▶ _Problem requirements_:
Go through the entries and say how many lines contain the string "this". The number is the whole answer.

▶ _Records_:
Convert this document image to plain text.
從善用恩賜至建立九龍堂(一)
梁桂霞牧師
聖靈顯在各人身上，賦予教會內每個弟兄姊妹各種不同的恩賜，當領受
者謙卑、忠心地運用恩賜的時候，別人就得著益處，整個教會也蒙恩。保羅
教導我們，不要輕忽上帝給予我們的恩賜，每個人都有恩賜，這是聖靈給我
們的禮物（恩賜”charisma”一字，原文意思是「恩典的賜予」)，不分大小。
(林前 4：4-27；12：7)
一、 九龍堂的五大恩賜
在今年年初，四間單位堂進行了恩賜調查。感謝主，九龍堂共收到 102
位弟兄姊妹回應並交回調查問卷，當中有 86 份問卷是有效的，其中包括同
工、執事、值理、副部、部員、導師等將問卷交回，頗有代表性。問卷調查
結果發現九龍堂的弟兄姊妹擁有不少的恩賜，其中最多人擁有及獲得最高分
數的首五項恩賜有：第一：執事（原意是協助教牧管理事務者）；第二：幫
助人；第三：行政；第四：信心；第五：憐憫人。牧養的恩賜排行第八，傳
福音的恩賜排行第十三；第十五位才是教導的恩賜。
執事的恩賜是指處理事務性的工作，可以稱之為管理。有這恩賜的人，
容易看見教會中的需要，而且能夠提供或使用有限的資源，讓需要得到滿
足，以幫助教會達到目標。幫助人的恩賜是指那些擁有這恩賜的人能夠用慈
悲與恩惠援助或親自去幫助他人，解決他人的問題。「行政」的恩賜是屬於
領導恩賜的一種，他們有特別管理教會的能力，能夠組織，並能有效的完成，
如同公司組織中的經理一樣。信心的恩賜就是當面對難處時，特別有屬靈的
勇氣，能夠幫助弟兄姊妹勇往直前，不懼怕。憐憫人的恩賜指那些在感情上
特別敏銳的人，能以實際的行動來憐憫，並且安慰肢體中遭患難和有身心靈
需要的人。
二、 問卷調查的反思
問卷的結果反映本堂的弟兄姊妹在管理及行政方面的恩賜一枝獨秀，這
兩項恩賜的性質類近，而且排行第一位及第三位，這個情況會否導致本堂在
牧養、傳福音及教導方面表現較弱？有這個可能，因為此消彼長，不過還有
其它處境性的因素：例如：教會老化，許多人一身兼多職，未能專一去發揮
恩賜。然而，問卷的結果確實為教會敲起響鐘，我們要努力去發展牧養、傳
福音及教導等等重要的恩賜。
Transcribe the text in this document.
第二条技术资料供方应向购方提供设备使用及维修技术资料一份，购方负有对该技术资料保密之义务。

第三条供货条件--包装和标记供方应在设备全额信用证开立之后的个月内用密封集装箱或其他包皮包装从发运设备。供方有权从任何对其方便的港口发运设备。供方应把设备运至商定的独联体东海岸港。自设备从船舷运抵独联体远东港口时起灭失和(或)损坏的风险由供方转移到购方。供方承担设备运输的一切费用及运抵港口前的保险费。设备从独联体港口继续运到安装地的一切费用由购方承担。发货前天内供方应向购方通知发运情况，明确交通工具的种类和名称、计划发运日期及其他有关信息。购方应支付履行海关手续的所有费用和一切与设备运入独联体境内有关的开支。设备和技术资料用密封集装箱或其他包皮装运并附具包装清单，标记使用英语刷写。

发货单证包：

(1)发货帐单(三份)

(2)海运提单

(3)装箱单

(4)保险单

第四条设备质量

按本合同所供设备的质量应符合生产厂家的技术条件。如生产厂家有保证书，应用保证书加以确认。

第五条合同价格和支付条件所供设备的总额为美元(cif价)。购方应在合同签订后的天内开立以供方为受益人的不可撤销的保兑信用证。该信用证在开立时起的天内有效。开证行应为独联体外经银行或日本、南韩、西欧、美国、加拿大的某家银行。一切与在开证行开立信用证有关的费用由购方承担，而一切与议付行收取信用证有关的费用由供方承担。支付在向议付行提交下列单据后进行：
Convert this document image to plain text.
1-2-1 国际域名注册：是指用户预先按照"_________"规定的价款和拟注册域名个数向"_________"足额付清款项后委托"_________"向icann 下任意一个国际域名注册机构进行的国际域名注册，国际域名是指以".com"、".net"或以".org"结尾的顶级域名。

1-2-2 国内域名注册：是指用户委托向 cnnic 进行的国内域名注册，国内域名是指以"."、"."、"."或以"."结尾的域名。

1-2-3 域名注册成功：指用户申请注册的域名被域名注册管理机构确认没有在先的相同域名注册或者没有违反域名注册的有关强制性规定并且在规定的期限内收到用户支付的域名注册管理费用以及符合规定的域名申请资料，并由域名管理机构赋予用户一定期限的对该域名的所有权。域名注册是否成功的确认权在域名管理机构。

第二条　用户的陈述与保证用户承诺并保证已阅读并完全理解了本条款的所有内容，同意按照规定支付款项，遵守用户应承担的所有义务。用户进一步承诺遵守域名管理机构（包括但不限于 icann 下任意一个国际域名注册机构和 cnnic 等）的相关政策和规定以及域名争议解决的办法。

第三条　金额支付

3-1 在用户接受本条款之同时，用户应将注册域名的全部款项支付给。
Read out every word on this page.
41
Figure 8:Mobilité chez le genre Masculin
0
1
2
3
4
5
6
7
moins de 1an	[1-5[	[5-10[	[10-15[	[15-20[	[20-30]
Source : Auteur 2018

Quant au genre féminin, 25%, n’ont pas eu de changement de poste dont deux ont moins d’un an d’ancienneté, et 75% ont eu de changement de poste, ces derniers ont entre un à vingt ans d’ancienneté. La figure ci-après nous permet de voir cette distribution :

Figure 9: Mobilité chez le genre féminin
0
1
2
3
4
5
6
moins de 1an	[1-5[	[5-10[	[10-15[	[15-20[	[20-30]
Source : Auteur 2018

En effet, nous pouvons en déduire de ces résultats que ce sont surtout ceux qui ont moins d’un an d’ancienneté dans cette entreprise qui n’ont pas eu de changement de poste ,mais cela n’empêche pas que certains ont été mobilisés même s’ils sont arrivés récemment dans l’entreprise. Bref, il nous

▶ _Finished task_:
4